» 課題の条件
原料液の調製に関する本文から、「次いで、ポリエーテルイミド樹」から「ように調整し、原料液とした。」までの部分を、その語句自体も含めて一字一句違えずに書き出してください。

» 本文
══════════
次いで、ポリエーテルイミド樹脂繊維(PEI繊維)として、「UP201」(クラレ社製、繊維長15mm、繊維径15μm、ガラス転移温度220℃)を、表1の配合比(質量比)となるように投入し、回転数200rpmで攪拌を続けた。最後に、バインダー繊維として、「Gryltex D1993A」(EMS社製、融点110℃)を繊維化した熱融着ナイロン繊維(繊維長10mm、繊維径20μm、以下低融点ナイロン繊維1ともいう)を、表1の配合比(質量比)となるように投入し、回転数200rpmで攪拌を続けた。
【0071】
次いで、ポリアクリルアミド系粘剤として「FA−40MT」(アクアポリマー社製、質量平均分子量:1700万)の0.05質量%水溶液を、得られる原料液に対してポリアクリルアミドの固形分が30ppmとなるように投入し、回転数200rpmで攪拌し、均一な分散液を得た。その後、これに水を加え、固形分濃度が0.2質量%となるように調整し、原料液とした。
══════════
» データ抜粋
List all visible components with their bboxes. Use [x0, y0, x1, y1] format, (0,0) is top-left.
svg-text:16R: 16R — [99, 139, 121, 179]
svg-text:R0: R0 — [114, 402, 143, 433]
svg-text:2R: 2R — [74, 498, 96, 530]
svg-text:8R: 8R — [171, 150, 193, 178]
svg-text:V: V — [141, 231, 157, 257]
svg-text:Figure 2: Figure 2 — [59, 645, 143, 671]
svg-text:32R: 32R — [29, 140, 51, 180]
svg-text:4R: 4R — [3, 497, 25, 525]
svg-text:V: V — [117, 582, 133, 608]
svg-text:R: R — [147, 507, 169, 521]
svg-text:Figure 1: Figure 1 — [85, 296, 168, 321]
══════════
» 解答結果
次いで、ポリエーテルイミド樹脂繊維(PEI繊維)として、「UP201」(クラレ社製、繊維長15mm、繊維径15μm、ガラス転移温度220℃)を、表1の配合比(質量比)となるように投入し、回転数200rpmで攪拌を続けた。最後に、バインダー繊維として、「Gryltex D1993A」(EMS社製、融点110℃)を繊維化した熱融着ナイロン繊維(繊維長10mm、繊維径20μm、以下低融点ナイロン繊維1ともいう)を、表1の配合比(質量比)となるように投入し、回転数200rpmで攪拌を続けた。
【0071】
次いで、ポリアクリルアミド系粘剤として「FA−40MT」(アクアポリマー社製、質量平均分子量:1700万)の0.05質量%水溶液を、得られる原料液に対してポリアクリルアミドの固形分が30ppmとなるように投入し、回転数200rpmで攪拌し、均一な分散液を得た。その後、これに水を加え、固形分濃度が0.2質量%となるように調整し、原料液とした。